[Begin THE INPUT]

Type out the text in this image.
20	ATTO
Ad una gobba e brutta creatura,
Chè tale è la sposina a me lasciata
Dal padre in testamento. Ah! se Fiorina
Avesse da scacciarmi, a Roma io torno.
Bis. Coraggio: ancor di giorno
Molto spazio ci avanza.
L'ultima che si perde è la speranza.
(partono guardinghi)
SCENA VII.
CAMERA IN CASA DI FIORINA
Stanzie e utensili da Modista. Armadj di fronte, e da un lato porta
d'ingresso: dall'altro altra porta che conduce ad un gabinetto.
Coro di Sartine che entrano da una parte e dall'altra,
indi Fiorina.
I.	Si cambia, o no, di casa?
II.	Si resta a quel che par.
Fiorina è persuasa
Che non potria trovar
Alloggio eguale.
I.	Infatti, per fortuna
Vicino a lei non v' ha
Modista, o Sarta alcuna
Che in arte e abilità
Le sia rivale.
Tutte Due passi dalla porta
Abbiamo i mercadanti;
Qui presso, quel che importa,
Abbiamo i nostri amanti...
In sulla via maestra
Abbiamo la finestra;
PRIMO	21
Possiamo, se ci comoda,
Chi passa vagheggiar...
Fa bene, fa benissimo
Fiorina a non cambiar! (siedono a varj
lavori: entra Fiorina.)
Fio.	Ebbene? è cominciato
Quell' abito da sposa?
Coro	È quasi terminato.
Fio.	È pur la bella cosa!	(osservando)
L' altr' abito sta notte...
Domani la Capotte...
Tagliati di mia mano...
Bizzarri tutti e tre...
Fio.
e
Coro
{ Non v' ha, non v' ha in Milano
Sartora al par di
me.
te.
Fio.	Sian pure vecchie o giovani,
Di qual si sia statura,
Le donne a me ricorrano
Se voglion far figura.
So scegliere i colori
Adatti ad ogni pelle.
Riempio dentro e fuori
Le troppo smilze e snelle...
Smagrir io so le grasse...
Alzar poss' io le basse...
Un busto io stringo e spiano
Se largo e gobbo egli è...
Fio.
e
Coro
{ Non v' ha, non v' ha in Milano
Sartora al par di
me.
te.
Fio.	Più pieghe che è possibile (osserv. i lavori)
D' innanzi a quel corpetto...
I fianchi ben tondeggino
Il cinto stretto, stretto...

[End THE INPUT]

_EXERCISE REQUIREMENTS_
Print the records above exactly as they appear.

_RESPONSE_
Type out the text in this image.
20	ATTO
Ad una gobba e brutta creatura,
Chè tale è la sposina a me lasciata
Dal padre in testamento. Ah! se Fiorina
Avesse da scacciarmi, a Roma io torno.
Bis. Coraggio: ancor di giorno
Molto spazio ci avanza.
L'ultima che si perde è la speranza.
(partono guardinghi)
SCENA VII.
CAMERA IN CASA DI FIORINA
Stanzie e utensili da Modista. Armadj di fronte, e da un lato porta
d'ingresso: dall'altro altra porta che conduce ad un gabinetto.
Coro di Sartine che entrano da una parte e dall'altra,
indi Fiorina.
I.	Si cambia, o no, di casa?
II.	Si resta a quel che par.
Fiorina è persuasa
Che non potria trovar
Alloggio eguale.
I.	Infatti, per fortuna
Vicino a lei non v' ha
Modista, o Sarta alcuna
Che in arte e abilità
Le sia rivale.
Tutte Due passi dalla porta
Abbiamo i mercadanti;
Qui presso, quel che importa,
Abbiamo i nostri amanti...
In sulla via maestra
Abbiamo la finestra;
PRIMO	21
Possiamo, se ci comoda,
Chi passa vagheggiar...
Fa bene, fa benissimo
Fiorina a non cambiar! (siedono a varj
lavori: entra Fiorina.)
Fio.	Ebbene? è cominciato
Quell' abito da sposa?
Coro	È quasi terminato.
Fio.	È pur la bella cosa!	(osservando)
L' altr' abito sta notte...
Domani la Capotte...
Tagliati di mia mano...
Bizzarri tutti e tre...
Fio.
e
Coro
{ Non v' ha, non v' ha in Milano
Sartora al par di
me.
te.
Fio.	Sian pure vecchie o giovani,
Di qual si sia statura,
Le donne a me ricorrano
Se voglion far figura.
So scegliere i colori
Adatti ad ogni pelle.
Riempio dentro e fuori
Le troppo smilze e snelle...
Smagrir io so le grasse...
Alzar poss' io le basse...
Un busto io stringo e spiano
Se largo e gobbo egli è...
Fio.
e
Coro
{ Non v' ha, non v' ha in Milano
Sartora al par di
me.
te.
Fio.	Più pieghe che è possibile (osserv. i lavori)
D' innanzi a quel corpetto...
I fianchi ben tondeggino
Il cinto stretto, stretto...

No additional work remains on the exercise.